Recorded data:
══════

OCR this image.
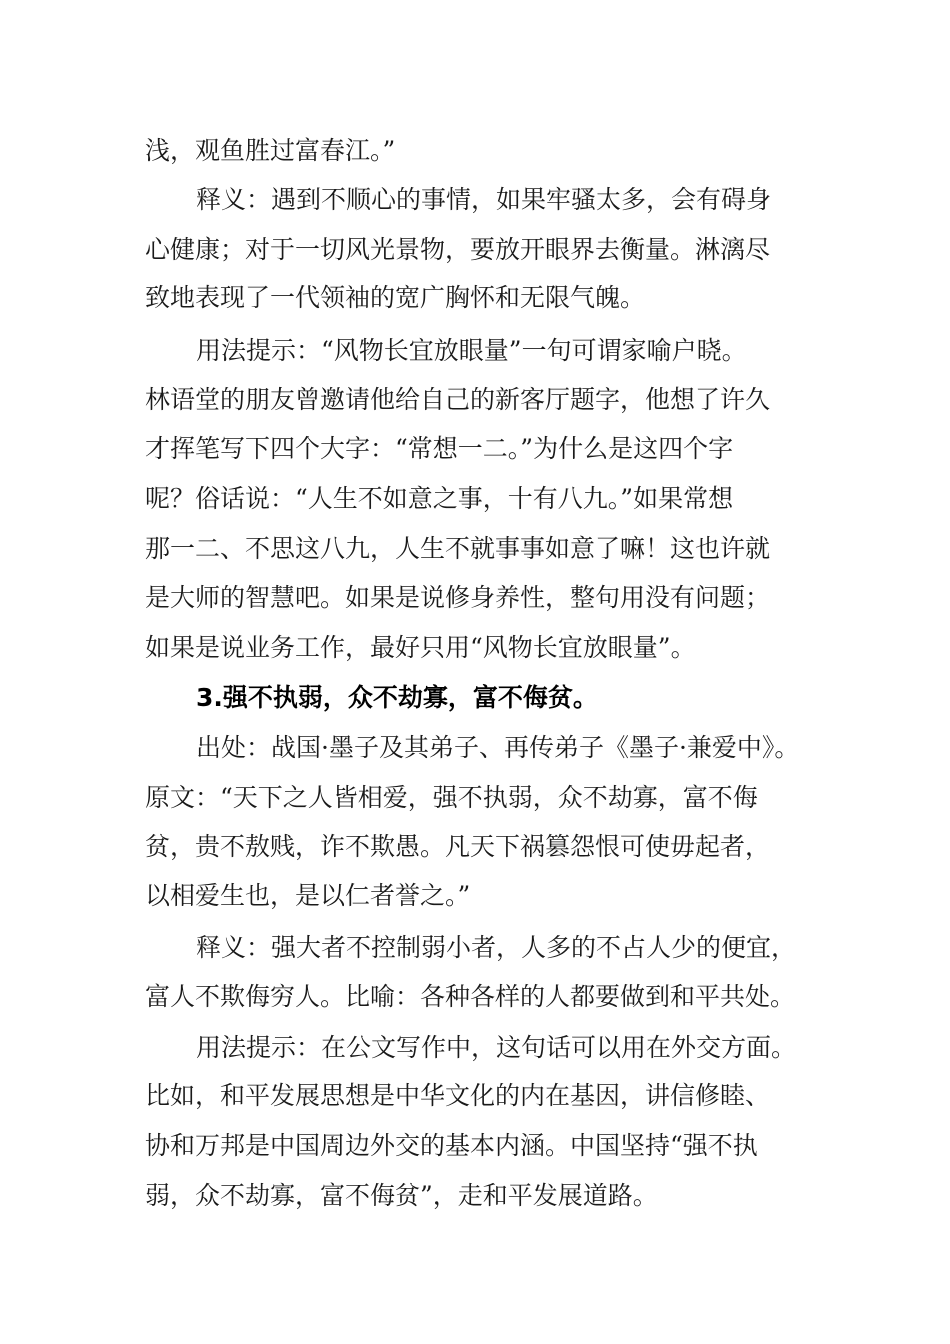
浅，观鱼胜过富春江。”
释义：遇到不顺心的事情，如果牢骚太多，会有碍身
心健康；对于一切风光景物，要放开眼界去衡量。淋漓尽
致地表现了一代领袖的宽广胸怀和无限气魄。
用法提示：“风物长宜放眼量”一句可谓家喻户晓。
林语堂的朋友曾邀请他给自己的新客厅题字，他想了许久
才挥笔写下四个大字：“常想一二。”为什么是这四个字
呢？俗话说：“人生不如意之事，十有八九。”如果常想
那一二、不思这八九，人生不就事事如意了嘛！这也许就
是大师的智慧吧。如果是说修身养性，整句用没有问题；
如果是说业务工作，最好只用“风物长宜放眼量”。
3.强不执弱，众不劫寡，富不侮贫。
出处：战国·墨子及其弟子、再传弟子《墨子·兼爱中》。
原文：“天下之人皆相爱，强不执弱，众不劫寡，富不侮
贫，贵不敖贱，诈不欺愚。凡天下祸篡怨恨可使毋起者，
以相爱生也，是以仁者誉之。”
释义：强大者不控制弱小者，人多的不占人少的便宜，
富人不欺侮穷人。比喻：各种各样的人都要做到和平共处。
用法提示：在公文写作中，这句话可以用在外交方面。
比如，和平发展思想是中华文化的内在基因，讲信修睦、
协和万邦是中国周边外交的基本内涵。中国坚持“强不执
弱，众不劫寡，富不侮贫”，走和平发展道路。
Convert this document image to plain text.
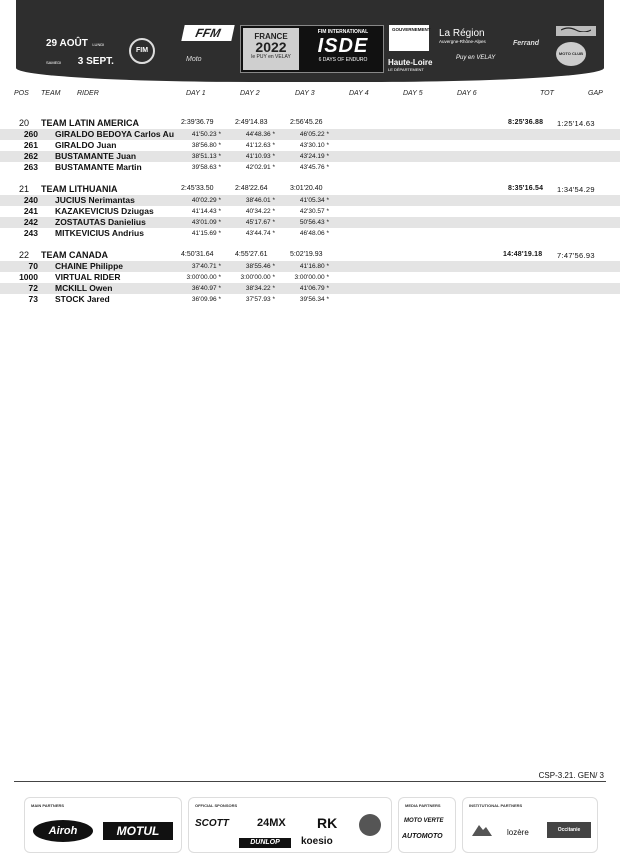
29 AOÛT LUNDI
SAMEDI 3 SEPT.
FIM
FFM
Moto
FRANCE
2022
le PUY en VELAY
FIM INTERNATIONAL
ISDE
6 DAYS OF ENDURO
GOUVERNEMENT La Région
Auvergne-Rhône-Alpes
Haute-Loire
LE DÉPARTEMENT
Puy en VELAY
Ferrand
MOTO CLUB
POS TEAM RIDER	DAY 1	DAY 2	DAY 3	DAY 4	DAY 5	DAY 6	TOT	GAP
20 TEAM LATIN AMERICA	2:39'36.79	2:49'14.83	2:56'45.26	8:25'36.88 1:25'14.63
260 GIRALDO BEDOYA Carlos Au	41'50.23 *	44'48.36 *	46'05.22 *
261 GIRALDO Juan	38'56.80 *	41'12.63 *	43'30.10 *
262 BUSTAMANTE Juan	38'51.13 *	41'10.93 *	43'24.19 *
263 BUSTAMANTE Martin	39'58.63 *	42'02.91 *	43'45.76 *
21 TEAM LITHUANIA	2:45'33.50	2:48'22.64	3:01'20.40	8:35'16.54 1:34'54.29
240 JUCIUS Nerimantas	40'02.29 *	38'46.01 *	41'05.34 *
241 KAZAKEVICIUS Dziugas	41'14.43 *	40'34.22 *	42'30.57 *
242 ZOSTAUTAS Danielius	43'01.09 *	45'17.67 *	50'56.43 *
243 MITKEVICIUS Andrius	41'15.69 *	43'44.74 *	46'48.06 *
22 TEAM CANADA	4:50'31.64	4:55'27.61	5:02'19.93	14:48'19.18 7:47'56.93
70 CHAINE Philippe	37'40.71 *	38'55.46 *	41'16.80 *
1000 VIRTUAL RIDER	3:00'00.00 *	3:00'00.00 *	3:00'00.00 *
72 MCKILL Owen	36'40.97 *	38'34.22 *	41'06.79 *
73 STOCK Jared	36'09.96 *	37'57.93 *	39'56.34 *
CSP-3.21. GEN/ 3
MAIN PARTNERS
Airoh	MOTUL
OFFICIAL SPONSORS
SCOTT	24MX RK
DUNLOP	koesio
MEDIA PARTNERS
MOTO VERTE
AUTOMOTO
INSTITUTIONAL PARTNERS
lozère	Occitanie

══════

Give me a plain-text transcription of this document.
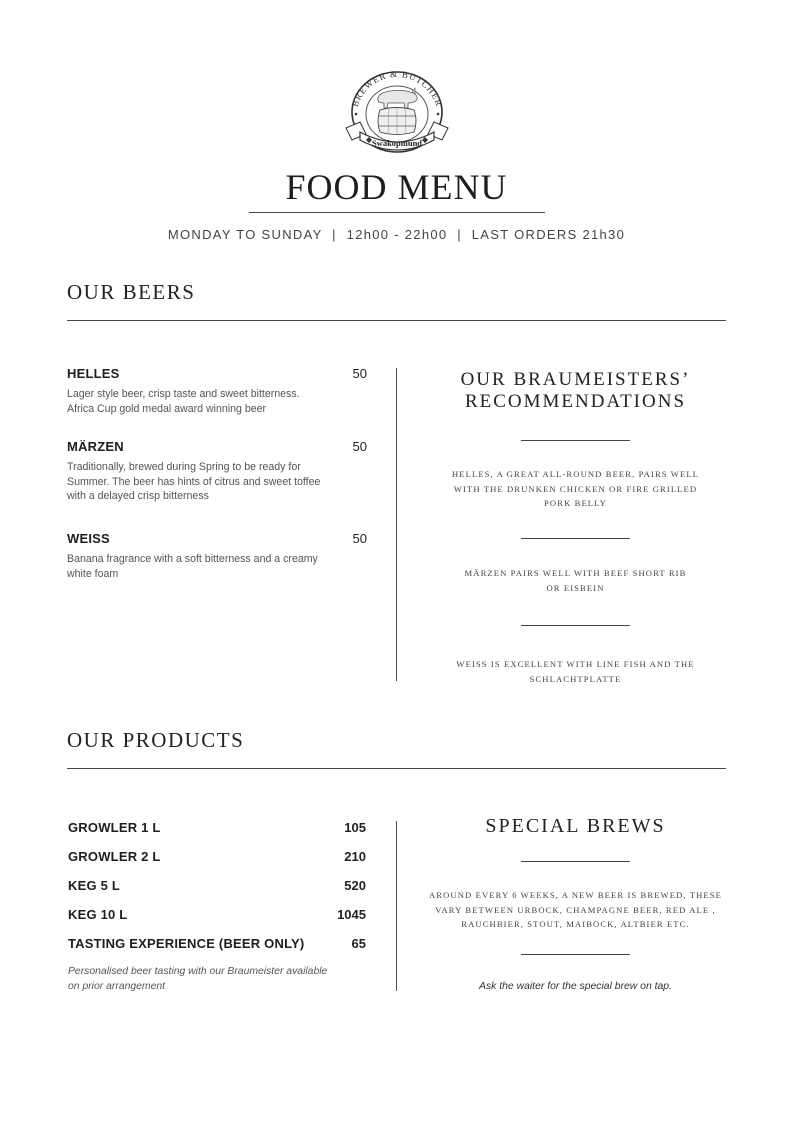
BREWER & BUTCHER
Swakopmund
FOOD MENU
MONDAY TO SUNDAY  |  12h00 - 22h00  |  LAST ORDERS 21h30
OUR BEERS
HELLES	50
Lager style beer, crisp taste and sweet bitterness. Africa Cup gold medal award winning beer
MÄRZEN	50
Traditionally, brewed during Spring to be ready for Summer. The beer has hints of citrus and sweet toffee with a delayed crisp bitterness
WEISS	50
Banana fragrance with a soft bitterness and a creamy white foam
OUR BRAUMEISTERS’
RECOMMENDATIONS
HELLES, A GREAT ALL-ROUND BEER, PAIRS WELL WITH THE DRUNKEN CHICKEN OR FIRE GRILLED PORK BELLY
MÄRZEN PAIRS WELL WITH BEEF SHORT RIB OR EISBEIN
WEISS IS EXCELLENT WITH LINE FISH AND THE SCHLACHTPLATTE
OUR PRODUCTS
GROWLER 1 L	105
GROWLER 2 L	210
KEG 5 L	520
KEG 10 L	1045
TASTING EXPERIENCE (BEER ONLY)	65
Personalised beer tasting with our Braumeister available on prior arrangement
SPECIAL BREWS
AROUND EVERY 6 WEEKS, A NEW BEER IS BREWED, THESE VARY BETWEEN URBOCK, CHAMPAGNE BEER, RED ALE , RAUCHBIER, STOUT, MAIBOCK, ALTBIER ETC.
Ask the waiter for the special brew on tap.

══════

* **The exercise**: Where a line of the entries contains the word "plain", copy that line.

* **Response to the exercise**:
Convert this document image to plain text.
Give me a plain-text transcription of this document.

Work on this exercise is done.